TO DO ▸ Render as a numbered list, omitting blank lines, the lines of the records from the line containing "app-logo[interactable]: TRADEX. bbox=[45, 33, 347, 92]" through the line containing "trade-price: ₹371.83 bbox=[933, 1101, 1174, 1196]", both ends included.

PROVIDED INFORMATION ▸
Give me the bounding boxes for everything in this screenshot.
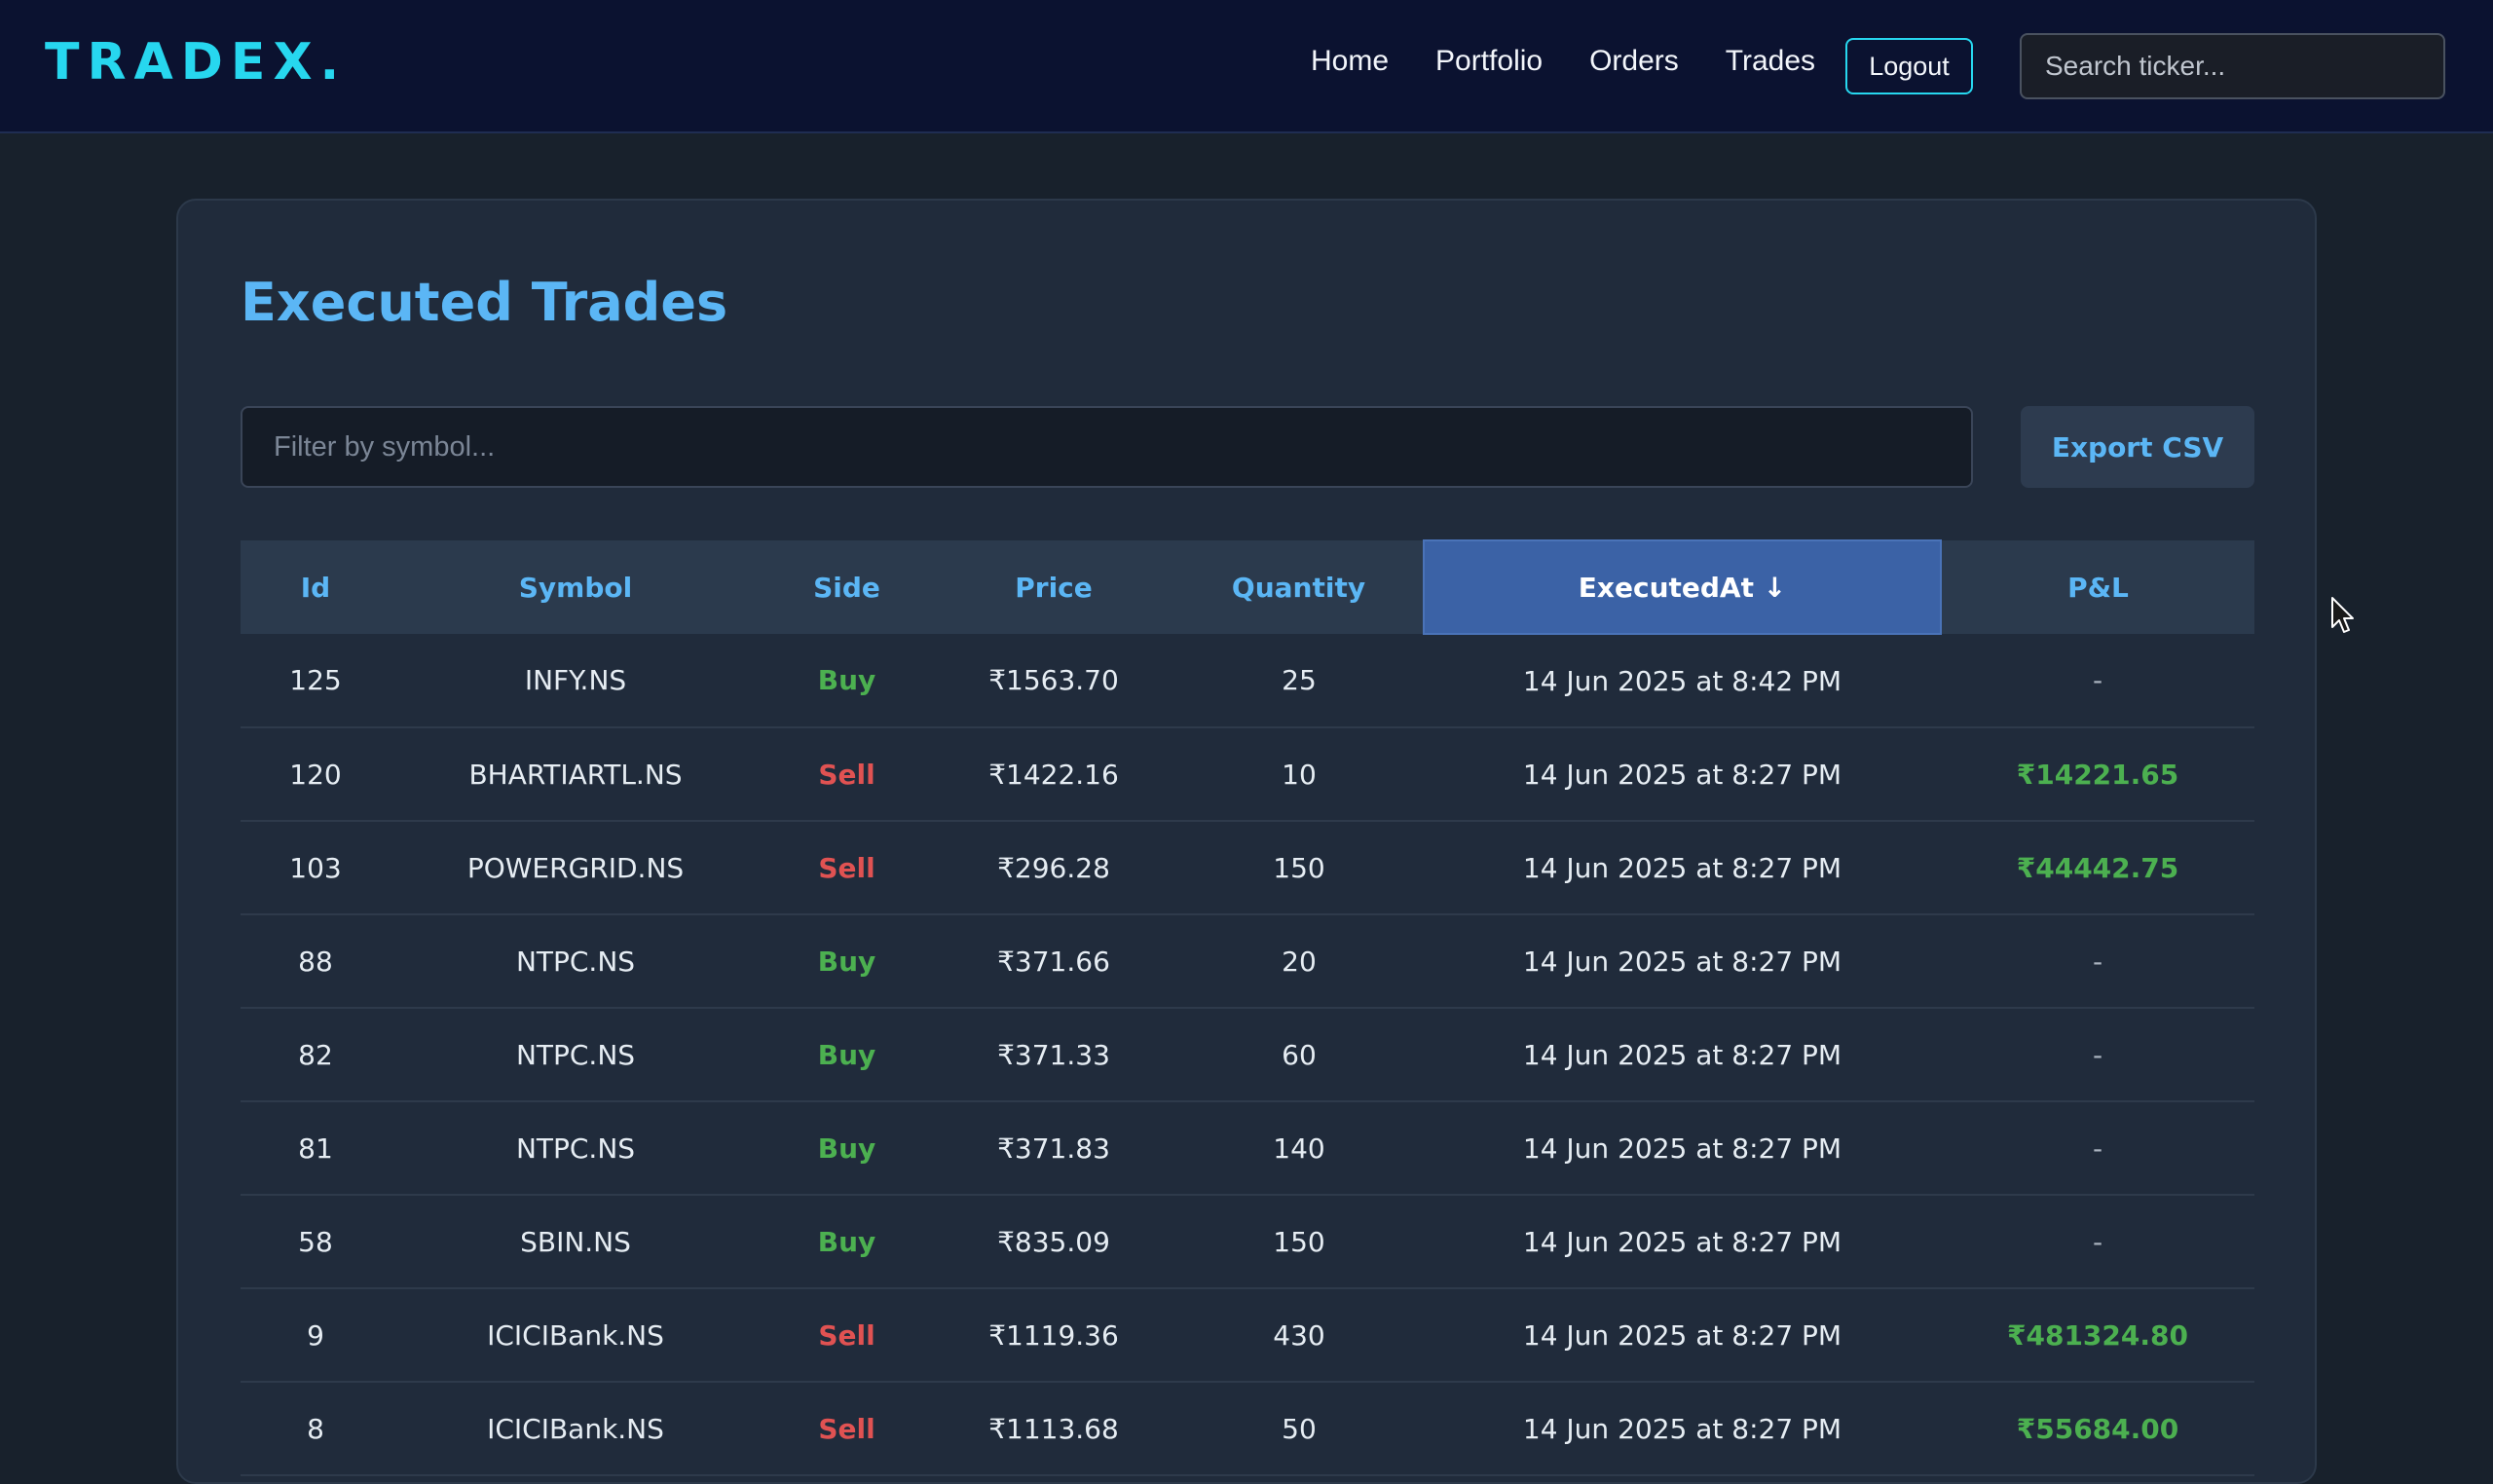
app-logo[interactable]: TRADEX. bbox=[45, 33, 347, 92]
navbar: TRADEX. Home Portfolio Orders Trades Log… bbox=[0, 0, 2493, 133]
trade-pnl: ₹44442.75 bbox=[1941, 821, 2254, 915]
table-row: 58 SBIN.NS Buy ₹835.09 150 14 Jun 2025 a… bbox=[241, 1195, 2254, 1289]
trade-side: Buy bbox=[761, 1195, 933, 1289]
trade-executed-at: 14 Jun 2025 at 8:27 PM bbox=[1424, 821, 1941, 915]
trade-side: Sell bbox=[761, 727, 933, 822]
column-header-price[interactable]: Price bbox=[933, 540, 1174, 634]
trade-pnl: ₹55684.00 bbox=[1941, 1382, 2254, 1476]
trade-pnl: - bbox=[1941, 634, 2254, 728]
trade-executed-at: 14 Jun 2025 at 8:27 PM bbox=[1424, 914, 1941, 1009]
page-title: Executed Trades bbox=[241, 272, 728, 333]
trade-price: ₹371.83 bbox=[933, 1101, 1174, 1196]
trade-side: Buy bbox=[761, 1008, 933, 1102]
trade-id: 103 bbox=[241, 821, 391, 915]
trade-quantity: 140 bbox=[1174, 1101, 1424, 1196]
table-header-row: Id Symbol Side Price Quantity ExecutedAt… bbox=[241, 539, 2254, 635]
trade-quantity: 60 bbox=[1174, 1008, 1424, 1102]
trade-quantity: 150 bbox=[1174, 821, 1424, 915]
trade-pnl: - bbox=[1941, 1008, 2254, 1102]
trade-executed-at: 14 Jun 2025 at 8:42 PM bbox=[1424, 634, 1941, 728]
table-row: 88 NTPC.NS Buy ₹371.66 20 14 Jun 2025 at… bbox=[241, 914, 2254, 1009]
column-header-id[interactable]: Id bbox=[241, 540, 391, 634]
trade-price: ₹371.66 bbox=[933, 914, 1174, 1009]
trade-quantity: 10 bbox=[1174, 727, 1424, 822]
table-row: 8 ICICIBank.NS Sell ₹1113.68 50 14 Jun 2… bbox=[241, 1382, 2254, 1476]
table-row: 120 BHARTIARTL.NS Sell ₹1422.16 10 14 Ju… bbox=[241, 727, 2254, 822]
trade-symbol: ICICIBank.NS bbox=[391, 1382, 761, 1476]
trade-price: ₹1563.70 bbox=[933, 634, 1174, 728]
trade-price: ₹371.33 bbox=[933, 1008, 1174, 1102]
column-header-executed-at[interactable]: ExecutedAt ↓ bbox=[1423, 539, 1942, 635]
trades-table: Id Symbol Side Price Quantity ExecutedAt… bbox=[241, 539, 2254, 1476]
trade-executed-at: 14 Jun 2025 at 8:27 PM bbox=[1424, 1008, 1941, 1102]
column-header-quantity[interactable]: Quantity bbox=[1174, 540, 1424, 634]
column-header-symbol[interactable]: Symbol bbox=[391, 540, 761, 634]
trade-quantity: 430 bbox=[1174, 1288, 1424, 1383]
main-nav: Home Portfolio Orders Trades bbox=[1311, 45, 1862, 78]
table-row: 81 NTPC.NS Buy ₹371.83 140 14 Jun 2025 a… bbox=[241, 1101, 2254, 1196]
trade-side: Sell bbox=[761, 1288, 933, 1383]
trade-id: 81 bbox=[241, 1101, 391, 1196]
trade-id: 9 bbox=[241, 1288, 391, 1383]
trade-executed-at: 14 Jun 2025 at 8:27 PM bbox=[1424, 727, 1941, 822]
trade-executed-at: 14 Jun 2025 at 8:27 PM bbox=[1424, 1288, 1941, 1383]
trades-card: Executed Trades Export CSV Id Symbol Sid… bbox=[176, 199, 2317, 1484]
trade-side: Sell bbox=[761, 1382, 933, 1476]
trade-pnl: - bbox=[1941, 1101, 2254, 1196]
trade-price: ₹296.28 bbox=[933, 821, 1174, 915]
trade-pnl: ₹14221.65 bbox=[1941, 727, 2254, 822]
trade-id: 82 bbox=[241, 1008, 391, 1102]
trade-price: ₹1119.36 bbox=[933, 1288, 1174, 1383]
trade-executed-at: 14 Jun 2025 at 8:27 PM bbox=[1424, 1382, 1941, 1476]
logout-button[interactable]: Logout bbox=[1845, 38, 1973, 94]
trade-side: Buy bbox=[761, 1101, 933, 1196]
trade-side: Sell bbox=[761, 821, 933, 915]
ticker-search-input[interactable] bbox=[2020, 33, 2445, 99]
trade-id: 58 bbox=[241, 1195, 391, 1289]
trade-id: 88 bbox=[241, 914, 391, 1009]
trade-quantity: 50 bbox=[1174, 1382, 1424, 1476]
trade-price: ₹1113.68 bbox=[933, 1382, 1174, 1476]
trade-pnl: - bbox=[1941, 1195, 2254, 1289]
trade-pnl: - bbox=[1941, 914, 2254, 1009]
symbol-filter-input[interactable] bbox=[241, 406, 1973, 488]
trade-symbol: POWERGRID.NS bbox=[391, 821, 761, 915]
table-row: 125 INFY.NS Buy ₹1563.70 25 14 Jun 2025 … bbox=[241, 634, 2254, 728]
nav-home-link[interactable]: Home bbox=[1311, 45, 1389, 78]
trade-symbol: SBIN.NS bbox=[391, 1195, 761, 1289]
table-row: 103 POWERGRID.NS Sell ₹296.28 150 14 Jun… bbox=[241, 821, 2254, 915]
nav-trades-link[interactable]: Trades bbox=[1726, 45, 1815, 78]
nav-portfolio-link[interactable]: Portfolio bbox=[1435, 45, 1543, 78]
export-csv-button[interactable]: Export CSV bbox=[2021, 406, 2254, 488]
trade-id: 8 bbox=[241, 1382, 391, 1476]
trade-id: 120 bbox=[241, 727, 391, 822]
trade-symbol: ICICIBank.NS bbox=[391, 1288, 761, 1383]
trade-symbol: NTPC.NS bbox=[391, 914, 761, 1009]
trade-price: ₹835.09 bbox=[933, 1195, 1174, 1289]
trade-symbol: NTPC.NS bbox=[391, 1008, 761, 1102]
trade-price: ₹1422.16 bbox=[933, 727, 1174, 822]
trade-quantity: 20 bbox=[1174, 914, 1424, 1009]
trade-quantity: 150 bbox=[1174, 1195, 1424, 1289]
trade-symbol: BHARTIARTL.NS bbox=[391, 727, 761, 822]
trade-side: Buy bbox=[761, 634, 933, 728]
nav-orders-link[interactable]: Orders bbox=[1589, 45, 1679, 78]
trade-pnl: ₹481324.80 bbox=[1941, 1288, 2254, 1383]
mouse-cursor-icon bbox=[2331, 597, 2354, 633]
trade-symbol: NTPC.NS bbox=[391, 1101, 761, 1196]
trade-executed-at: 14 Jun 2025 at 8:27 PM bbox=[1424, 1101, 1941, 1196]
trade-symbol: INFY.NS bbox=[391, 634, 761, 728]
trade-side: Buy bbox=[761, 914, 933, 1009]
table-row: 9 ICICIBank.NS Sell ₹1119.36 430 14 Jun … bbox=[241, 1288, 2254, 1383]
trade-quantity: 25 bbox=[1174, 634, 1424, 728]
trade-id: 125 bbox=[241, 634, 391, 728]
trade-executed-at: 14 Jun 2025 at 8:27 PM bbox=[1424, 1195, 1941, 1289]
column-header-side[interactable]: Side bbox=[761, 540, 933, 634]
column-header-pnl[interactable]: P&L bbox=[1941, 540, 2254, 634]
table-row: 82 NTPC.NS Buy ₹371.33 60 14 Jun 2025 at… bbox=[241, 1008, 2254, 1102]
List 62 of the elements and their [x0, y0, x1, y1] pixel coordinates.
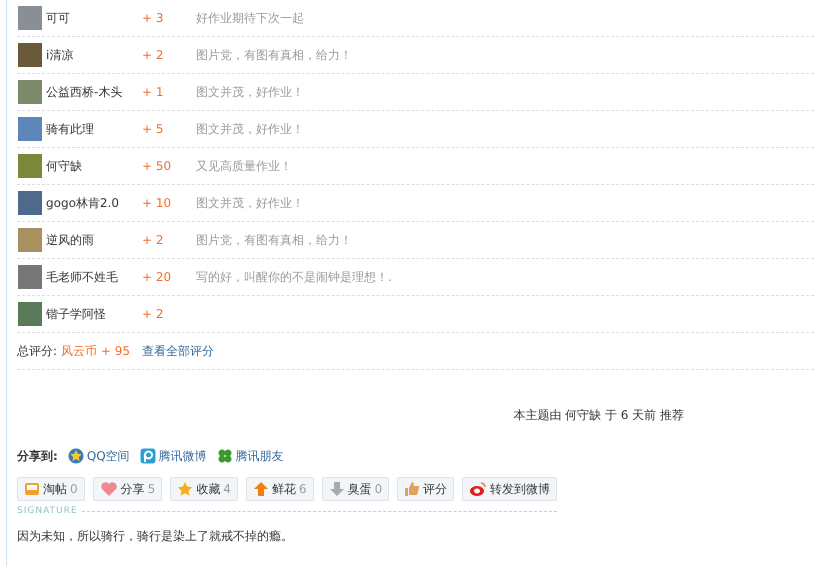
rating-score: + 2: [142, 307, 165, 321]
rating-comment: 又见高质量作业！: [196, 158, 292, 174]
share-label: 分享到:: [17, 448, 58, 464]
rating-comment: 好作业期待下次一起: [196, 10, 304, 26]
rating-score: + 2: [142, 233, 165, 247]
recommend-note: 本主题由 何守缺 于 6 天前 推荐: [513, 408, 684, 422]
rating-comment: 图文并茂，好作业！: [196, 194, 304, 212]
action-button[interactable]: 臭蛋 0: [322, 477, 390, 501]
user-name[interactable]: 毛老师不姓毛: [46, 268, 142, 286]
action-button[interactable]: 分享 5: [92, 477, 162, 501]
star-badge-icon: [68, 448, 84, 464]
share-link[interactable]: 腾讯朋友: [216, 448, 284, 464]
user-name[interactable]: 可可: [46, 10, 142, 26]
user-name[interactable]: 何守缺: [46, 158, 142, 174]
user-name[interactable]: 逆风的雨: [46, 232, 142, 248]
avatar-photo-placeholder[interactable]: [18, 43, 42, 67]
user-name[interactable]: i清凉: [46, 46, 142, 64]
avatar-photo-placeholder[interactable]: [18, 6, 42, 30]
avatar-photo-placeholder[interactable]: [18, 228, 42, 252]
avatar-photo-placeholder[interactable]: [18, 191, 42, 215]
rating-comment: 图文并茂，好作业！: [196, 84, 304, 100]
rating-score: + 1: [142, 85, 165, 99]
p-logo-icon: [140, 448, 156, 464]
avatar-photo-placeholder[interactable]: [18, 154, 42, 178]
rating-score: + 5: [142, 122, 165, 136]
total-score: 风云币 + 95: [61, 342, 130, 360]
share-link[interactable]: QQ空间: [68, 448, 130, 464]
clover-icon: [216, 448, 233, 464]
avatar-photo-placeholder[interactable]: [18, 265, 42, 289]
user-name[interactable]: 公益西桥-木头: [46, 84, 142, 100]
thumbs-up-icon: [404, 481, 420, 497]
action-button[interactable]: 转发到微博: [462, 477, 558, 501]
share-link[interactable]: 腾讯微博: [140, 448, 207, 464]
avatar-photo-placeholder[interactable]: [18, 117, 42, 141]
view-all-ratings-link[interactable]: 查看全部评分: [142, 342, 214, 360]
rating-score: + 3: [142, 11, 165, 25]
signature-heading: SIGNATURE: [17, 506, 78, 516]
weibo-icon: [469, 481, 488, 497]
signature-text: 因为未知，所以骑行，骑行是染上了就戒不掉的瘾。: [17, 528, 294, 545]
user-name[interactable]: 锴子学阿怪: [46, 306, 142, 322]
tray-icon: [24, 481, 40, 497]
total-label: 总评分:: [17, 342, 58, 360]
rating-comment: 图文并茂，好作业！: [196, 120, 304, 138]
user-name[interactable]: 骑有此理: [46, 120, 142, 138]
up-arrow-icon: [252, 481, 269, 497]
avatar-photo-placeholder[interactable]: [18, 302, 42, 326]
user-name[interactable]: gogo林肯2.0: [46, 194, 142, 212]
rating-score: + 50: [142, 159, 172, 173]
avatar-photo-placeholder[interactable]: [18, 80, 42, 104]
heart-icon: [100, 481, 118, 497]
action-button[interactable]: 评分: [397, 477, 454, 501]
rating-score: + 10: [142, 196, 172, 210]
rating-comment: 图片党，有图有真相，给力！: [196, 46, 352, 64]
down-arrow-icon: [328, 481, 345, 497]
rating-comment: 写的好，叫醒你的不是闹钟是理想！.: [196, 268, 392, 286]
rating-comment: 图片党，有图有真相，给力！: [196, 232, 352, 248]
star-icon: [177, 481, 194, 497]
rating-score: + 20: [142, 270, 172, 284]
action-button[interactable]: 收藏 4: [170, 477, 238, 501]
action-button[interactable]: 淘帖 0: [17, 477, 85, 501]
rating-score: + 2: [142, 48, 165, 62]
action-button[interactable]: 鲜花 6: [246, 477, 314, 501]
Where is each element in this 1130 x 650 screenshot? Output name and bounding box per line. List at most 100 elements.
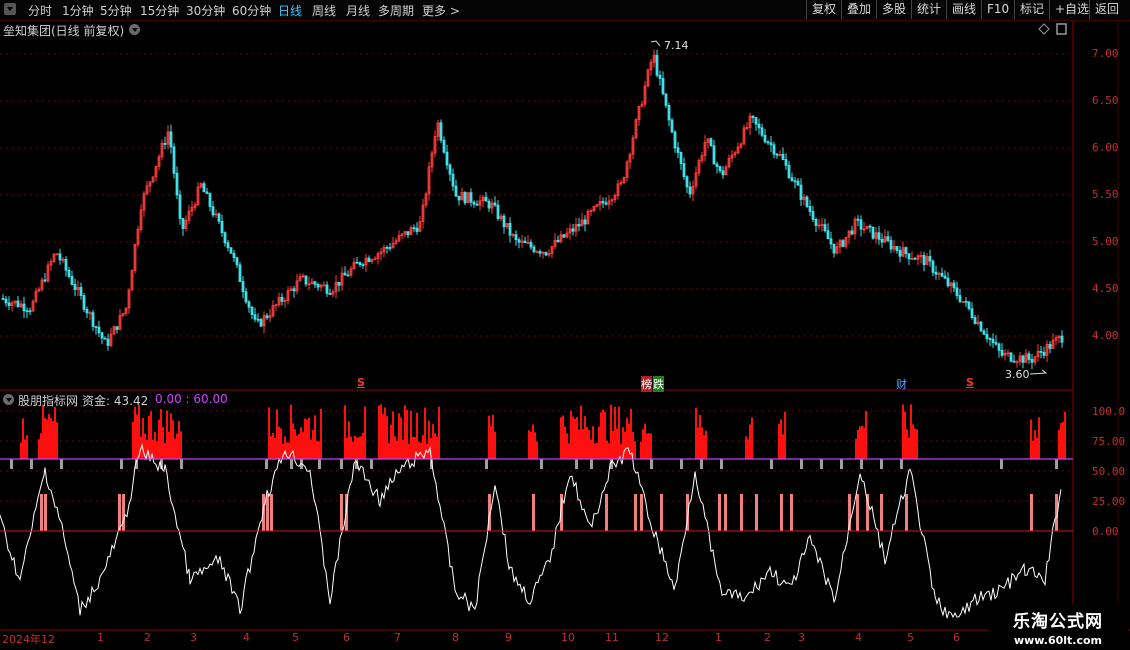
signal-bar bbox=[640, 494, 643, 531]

RESPONSE TO THE TASK ▸
1. app-logo[interactable]: TRADEX. bbox=[45, 33, 347, 92]
2. navbar: TRADEX. Home Portfolio Orders Trades Log… bbox=[0, 0, 2493, 133]
3. trade-pnl: ₹44442.75 bbox=[1941, 821, 2254, 915]
4. table-row: 58 SBIN.NS Buy ₹835.09 150 14 Jun 2025 a… bbox=[241, 1195, 2254, 1289]
5. trade-side: Buy bbox=[761, 1195, 933, 1289]
6. trade-executed-at: 14 Jun 2025 at 8:27 PM bbox=[1424, 821, 1941, 915]
7. trade-side: Sell bbox=[761, 727, 933, 822]
8. column-header-price[interactable]: Price bbox=[933, 540, 1174, 634]
9. trade-pnl: ₹55684.00 bbox=[1941, 1382, 2254, 1476]
10. trade-pnl: - bbox=[1941, 634, 2254, 728]
11. trade-executed-at: 14 Jun 2025 at 8:27 PM bbox=[1424, 914, 1941, 1009]
12. page-title: Executed Trades bbox=[241, 272, 728, 333]
13. trade-price: ₹371.83 bbox=[933, 1101, 1174, 1196]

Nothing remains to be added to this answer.